— Begin TASK INPUTS —
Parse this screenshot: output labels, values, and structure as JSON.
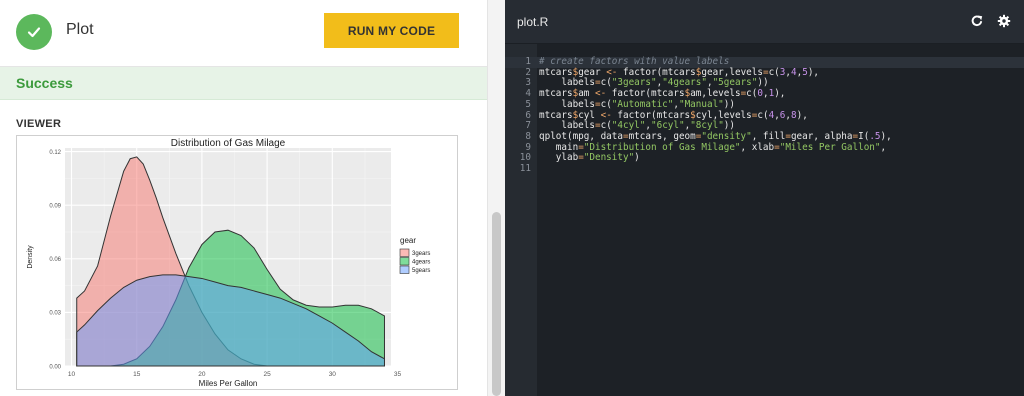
{
  "header": {
    "title": "Plot",
    "run_button": "RUN MY CODE"
  },
  "status": {
    "label": "Success"
  },
  "viewer": {
    "label": "VIEWER"
  },
  "chart_data": {
    "type": "area",
    "title": "Distribution of Gas Milage",
    "xlabel": "Miles Per Gallon",
    "ylabel": "Density",
    "xlim": [
      9.5,
      34.5
    ],
    "ylim": [
      0,
      0.122
    ],
    "xticks": [
      "10",
      "15",
      "20",
      "25",
      "30",
      "35"
    ],
    "yticks": [
      "0.00",
      "0.03",
      "0.06",
      "0.09",
      "0.12"
    ],
    "grid": true,
    "legend_title": "gear",
    "legend_position": "right",
    "series": [
      {
        "name": "3gears",
        "color": "#f8766d",
        "fill_opacity": 0.5,
        "x": [
          10.4,
          11,
          12,
          13,
          14,
          14.5,
          15,
          15.5,
          16,
          16.5,
          17,
          18,
          19,
          20,
          21,
          22,
          23,
          24,
          25,
          26,
          27,
          28,
          29,
          30,
          31,
          32,
          33,
          34
        ],
        "y": [
          0.038,
          0.042,
          0.056,
          0.084,
          0.109,
          0.116,
          0.117,
          0.113,
          0.104,
          0.094,
          0.083,
          0.063,
          0.045,
          0.03,
          0.018,
          0.009,
          0.004,
          0.001,
          0,
          0,
          0,
          0,
          0,
          0,
          0,
          0,
          0,
          0
        ]
      },
      {
        "name": "4gears",
        "color": "#00ba38",
        "fill_opacity": 0.5,
        "x": [
          10.4,
          11,
          12,
          13,
          14,
          15,
          16,
          17,
          18,
          19,
          20,
          21,
          22,
          23,
          24,
          25,
          26,
          27,
          28,
          29,
          30,
          31,
          32,
          33,
          34
        ],
        "y": [
          0,
          0,
          0,
          0,
          0.001,
          0.004,
          0.011,
          0.022,
          0.037,
          0.055,
          0.068,
          0.075,
          0.076,
          0.073,
          0.066,
          0.054,
          0.043,
          0.037,
          0.034,
          0.033,
          0.033,
          0.034,
          0.034,
          0.032,
          0.028
        ]
      },
      {
        "name": "5gears",
        "color": "#619cff",
        "fill_opacity": 0.5,
        "x": [
          10.4,
          11,
          12,
          13,
          14,
          15,
          16,
          17,
          18,
          19,
          20,
          21,
          22,
          23,
          24,
          25,
          26,
          27,
          28,
          29,
          30,
          31,
          32,
          33,
          34
        ],
        "y": [
          0.019,
          0.023,
          0.031,
          0.038,
          0.044,
          0.048,
          0.05,
          0.051,
          0.051,
          0.05,
          0.049,
          0.047,
          0.045,
          0.044,
          0.042,
          0.04,
          0.038,
          0.035,
          0.032,
          0.028,
          0.024,
          0.019,
          0.014,
          0.008,
          0.004
        ]
      }
    ]
  },
  "editor": {
    "filename": "plot.R",
    "reload_icon": "reload-icon",
    "settings_icon": "gear-icon",
    "lines": [
      [
        {
          "t": "# create factors with value labels",
          "c": "c-cmt"
        }
      ],
      [
        {
          "t": "mtcars",
          "c": "c-def"
        },
        {
          "t": "$",
          "c": "c-op"
        },
        {
          "t": "gear ",
          "c": "c-def"
        },
        {
          "t": "<-",
          "c": "c-op"
        },
        {
          "t": " factor(mtcars",
          "c": "c-def"
        },
        {
          "t": "$",
          "c": "c-op"
        },
        {
          "t": "gear,levels",
          "c": "c-def"
        },
        {
          "t": "=",
          "c": "c-op"
        },
        {
          "t": "c(",
          "c": "c-def"
        },
        {
          "t": "3",
          "c": "c-num"
        },
        {
          "t": ",",
          "c": "c-def"
        },
        {
          "t": "4",
          "c": "c-num"
        },
        {
          "t": ",",
          "c": "c-def"
        },
        {
          "t": "5",
          "c": "c-num"
        },
        {
          "t": "),",
          "c": "c-def"
        }
      ],
      [
        {
          "t": "    labels",
          "c": "c-def"
        },
        {
          "t": "=",
          "c": "c-op"
        },
        {
          "t": "c(",
          "c": "c-def"
        },
        {
          "t": "\"3gears\"",
          "c": "c-str"
        },
        {
          "t": ",",
          "c": "c-def"
        },
        {
          "t": "\"4gears\"",
          "c": "c-str"
        },
        {
          "t": ",",
          "c": "c-def"
        },
        {
          "t": "\"5gears\"",
          "c": "c-str"
        },
        {
          "t": "))",
          "c": "c-def"
        }
      ],
      [
        {
          "t": "mtcars",
          "c": "c-def"
        },
        {
          "t": "$",
          "c": "c-op"
        },
        {
          "t": "am ",
          "c": "c-def"
        },
        {
          "t": "<-",
          "c": "c-op"
        },
        {
          "t": " factor(mtcars",
          "c": "c-def"
        },
        {
          "t": "$",
          "c": "c-op"
        },
        {
          "t": "am,levels",
          "c": "c-def"
        },
        {
          "t": "=",
          "c": "c-op"
        },
        {
          "t": "c(",
          "c": "c-def"
        },
        {
          "t": "0",
          "c": "c-num"
        },
        {
          "t": ",",
          "c": "c-def"
        },
        {
          "t": "1",
          "c": "c-num"
        },
        {
          "t": "),",
          "c": "c-def"
        }
      ],
      [
        {
          "t": "    labels",
          "c": "c-def"
        },
        {
          "t": "=",
          "c": "c-op"
        },
        {
          "t": "c(",
          "c": "c-def"
        },
        {
          "t": "\"Automatic\"",
          "c": "c-str"
        },
        {
          "t": ",",
          "c": "c-def"
        },
        {
          "t": "\"Manual\"",
          "c": "c-str"
        },
        {
          "t": "))",
          "c": "c-def"
        }
      ],
      [
        {
          "t": "mtcars",
          "c": "c-def"
        },
        {
          "t": "$",
          "c": "c-op"
        },
        {
          "t": "cyl ",
          "c": "c-def"
        },
        {
          "t": "<-",
          "c": "c-op"
        },
        {
          "t": " factor(mtcars",
          "c": "c-def"
        },
        {
          "t": "$",
          "c": "c-op"
        },
        {
          "t": "cyl,levels",
          "c": "c-def"
        },
        {
          "t": "=",
          "c": "c-op"
        },
        {
          "t": "c(",
          "c": "c-def"
        },
        {
          "t": "4",
          "c": "c-num"
        },
        {
          "t": ",",
          "c": "c-def"
        },
        {
          "t": "6",
          "c": "c-num"
        },
        {
          "t": ",",
          "c": "c-def"
        },
        {
          "t": "8",
          "c": "c-num"
        },
        {
          "t": "),",
          "c": "c-def"
        }
      ],
      [
        {
          "t": "    labels",
          "c": "c-def"
        },
        {
          "t": "=",
          "c": "c-op"
        },
        {
          "t": "c(",
          "c": "c-def"
        },
        {
          "t": "\"4cyl\"",
          "c": "c-str"
        },
        {
          "t": ",",
          "c": "c-def"
        },
        {
          "t": "\"6cyl\"",
          "c": "c-str"
        },
        {
          "t": ",",
          "c": "c-def"
        },
        {
          "t": "\"8cyl\"",
          "c": "c-str"
        },
        {
          "t": "))",
          "c": "c-def"
        }
      ],
      [
        {
          "t": "qplot(mpg, data",
          "c": "c-def"
        },
        {
          "t": "=",
          "c": "c-op"
        },
        {
          "t": "mtcars, geom",
          "c": "c-def"
        },
        {
          "t": "=",
          "c": "c-op"
        },
        {
          "t": "\"density\"",
          "c": "c-str"
        },
        {
          "t": ", fill",
          "c": "c-def"
        },
        {
          "t": "=",
          "c": "c-op"
        },
        {
          "t": "gear, alpha",
          "c": "c-def"
        },
        {
          "t": "=",
          "c": "c-op"
        },
        {
          "t": "I(",
          "c": "c-def"
        },
        {
          "t": ".5",
          "c": "c-num"
        },
        {
          "t": "),",
          "c": "c-def"
        }
      ],
      [
        {
          "t": "   main",
          "c": "c-def"
        },
        {
          "t": "=",
          "c": "c-op"
        },
        {
          "t": "\"Distribution of Gas Milage\"",
          "c": "c-str"
        },
        {
          "t": ", xlab",
          "c": "c-def"
        },
        {
          "t": "=",
          "c": "c-op"
        },
        {
          "t": "\"Miles Per Gallon\"",
          "c": "c-str"
        },
        {
          "t": ",",
          "c": "c-def"
        }
      ],
      [
        {
          "t": "   ylab",
          "c": "c-def"
        },
        {
          "t": "=",
          "c": "c-op"
        },
        {
          "t": "\"Density\"",
          "c": "c-str"
        },
        {
          "t": ")",
          "c": "c-def"
        }
      ],
      []
    ]
  }
}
— End TASK INPUTS —
INSTRUCTION:
Go through the listing above and return every line where the word "Milage" occurs.

SOLUTION:
    "title": "Distribution of Gas Milage",
          "t": "\"Distribution of Gas Milage\"",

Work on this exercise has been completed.